**DO THIS**
Copy out all the lines in the records that include the word "JSON".
^^^^^^^^
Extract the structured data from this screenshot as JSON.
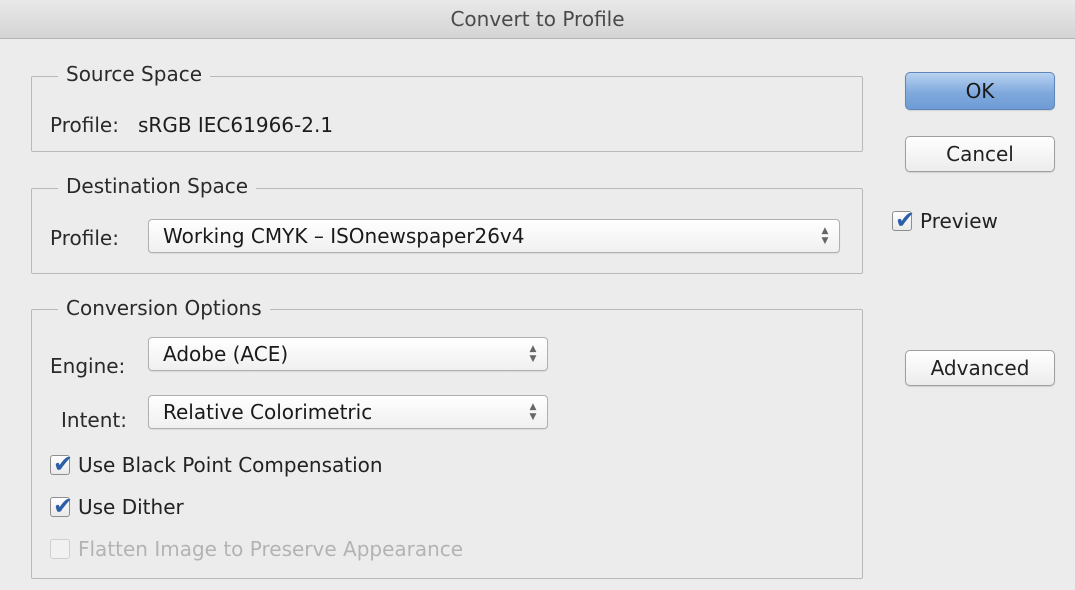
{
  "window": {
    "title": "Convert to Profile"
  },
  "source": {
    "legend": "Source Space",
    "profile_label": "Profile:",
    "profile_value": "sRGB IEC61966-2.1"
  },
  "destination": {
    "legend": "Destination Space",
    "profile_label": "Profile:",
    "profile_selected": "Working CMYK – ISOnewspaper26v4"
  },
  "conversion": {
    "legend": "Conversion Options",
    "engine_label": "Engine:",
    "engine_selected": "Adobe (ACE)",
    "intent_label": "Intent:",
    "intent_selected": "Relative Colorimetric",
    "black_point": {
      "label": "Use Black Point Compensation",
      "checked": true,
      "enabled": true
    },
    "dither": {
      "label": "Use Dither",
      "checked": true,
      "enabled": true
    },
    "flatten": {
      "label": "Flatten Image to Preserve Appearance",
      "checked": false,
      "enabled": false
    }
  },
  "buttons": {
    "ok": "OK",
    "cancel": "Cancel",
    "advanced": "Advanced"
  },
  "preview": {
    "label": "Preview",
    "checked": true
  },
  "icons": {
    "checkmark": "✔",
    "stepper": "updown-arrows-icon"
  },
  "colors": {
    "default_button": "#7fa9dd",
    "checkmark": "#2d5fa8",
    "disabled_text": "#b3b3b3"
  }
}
^^^^^^^^
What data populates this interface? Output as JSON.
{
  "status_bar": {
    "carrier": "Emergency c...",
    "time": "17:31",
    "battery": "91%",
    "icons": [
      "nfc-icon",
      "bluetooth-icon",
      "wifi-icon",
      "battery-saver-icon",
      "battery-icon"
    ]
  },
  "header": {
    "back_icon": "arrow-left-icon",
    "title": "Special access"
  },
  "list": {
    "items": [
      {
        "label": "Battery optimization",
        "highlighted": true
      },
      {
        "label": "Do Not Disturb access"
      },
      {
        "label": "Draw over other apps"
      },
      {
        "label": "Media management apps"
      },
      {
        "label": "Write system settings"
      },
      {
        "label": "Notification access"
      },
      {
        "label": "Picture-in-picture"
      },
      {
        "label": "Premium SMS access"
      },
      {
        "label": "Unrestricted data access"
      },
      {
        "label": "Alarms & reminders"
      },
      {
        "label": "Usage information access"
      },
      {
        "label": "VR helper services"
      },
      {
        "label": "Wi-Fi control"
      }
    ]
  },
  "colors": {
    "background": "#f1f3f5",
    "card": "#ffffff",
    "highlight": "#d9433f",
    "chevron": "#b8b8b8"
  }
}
^^^^^^^^
**CORRECT ANSWER**
Extract the structured data from this screenshot as JSON.
What data populates this interface? Output as JSON.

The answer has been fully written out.